= Exercise directions =
Continue the article about DataWeave's adoption of Apache Airflow for workflow management, starting right after its last sentence.

How Apache Airflow Optimizes Complex Workflows in DataWeave’s Technology Platform

How Apache Airflow Optimizes Complex Workflows in DataWeave’s Technology Platform

13th May, 2020

Rahul Ramesh

By Rahul Ramesh

As successful businesses grow, they add a large number of people, customers, tools, technologies, etc. and roll out processes to manage the ever-increasingly complex landscape. Automation ensures that these processes are run in a smooth, efficient, swift, accurate, and cost-effective manner. To this end, Workflow Management Systems (WMS) aid businesses in rolling out an automated platform that manages and optimizes business processes at large scale.

While workflow management, in itself, is a fairly intricate undertaking, the eventual improvements in productivity and effectiveness far outweigh the effort and costs.

At DataWeave, on a normal day, we collect, process and generate business insights on terabytes of data for our retail and brand customers. Our core data pipeline ensures consistent data availability for all downstream processes including our proprietary AI/ ML layer. While the data pipeline itself is generic and serves standard workflows, there has been a steady surge in customer-specific use case complexities and the variety of product offerings over the last few years.

A few months ago, we recognized the need for an orchestration engine. This engine would serve to manage the vast volumes of data received from customers, capture data from competitor websites (which can range in complexity and from 2 to 130+ in number), run the required data transformations, execute the product matching algorithm through our AI systems, process the output through a layer of human verification, generate actionable business insights, feed the insights to reports and dashboards, and more. In addition, this engine would be required to help us manage the diverse customer use cases in a consistent way.

As a result, we launched a hunt for a suitable WMS. We needed the system to satisfy several criteria:

  • Ability to manage our complex pipeline, which has several integrations and tech dependencies
  • Extendable system that enables us to operate with multiple types of databases, internal apps, utilities, and APIs
  • Plug and play interfaces to execute custom scripts, and QA options at each step
  • Operates with all cloud services
  • Addresses the needs of both ‘Batch’ and ‘Near Real Time’ processes
  • Generates meaningful feedback and stats at every step of the workflow
  • Helps us get away with numerous crontabs, which are hard to manage
  • Execute workflows repeatedly in a consistent and precise manner
  • Ability to combine multiple complex workflows and conditional branching of workflows
  • Provides integrations with our internal project tracking and messaging tools such as, Slack and Jira, for immediate visibility and escalations
  • A fallback mechanism at each step, in case of any subsystem failures.
  • Fits within our existing landscape and doesn’t mandate significant alterations
  • Should support autoscaling since we have varying workloads (the system should scale the worker nodes on-demand)

On evaluating several WMS providers, we zeroed in on Apache Airflow. Airflow satisfies most of our needs mentioned above, and we’ve already onboarded tens of enterprise customer workflows onto the platform.

= Supplied data =

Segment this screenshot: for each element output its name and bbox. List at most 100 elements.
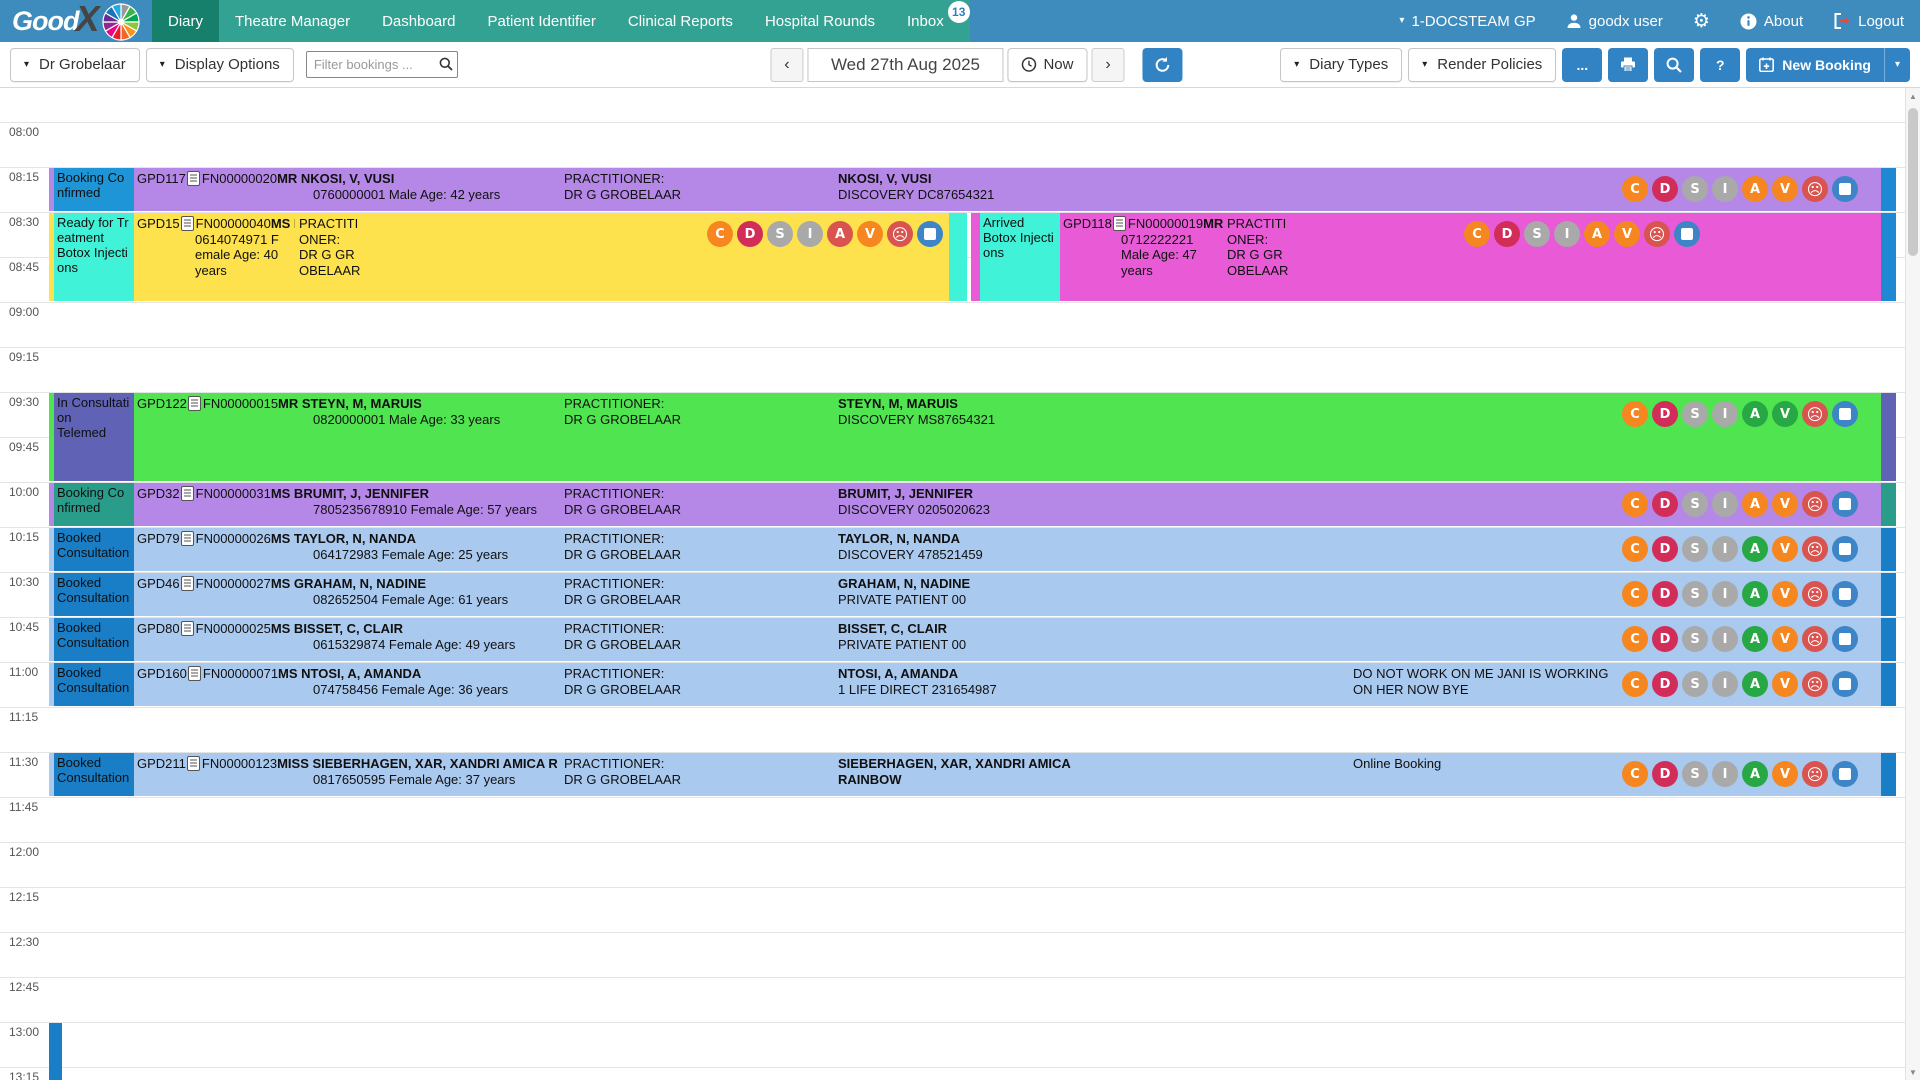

= Result of this task =
In the following sections, we will cover our Apache Airflow implementation and some of the best practices associated with it.

DataWeave’s Implementation

Components

Broker: A 3 node Rabbit-MQ cluster for high availability. There are 2 separate queues maintained, one for SubDags and one for tasks, as SubDags are very lightweight processes. While they occupy a worker slot, they don’t do any meaningful work apart from waiting for their tasks to complete.

Meta-DB: MetaDB is one of the most crucial components of Airflow. We use RDS-MySQL for the managed database.

Controller: The controller consists of the scheduler, web server, file server, and the canary dag. This is hosted in a public subnet.

Scheduler and Webserver: The scheduler and webserver are part of the standard airflow services.

File Server: Nginx is used as a file server to serve airflow logs and application logs.

Canary DAG: The canary DAG mimics the actual load on our workers. It runs every 30 minutes and checks the health of the scheduler and the workers. If the task is not queued at all or has spent more time in the queued state than expected, then either the scheduler or the worker is not functioning as expected. This will trigger an alert.

Workers: The workers are placed in a private subnet. A general-purpose AWS machine with two types of workers is configured, one for sub-DAGs and one for tasks. The workers are placed in an EC2-Autoscaling group and the size of the group will either grow or shrink depending on the current tasks that are executed.

Autoscaling of workers

Increasing the group size: A lambda is triggered in a periodic interval and it checks the length of the RMQ queue. The lambda also knows the current number of workers in the current fleet of workers. Along with that, we also log the average run time of tasks in the DAG. Based on these parameters, we either increase or decrease the group size of the cluster.

Reducing the group size: When we decrease the number of workers, it also means any of the workers can be taken down and the worker needs to be able to handle it. This is done through termination hooks. We follow an aggressive scale-up policy and a conservative scale-down policy.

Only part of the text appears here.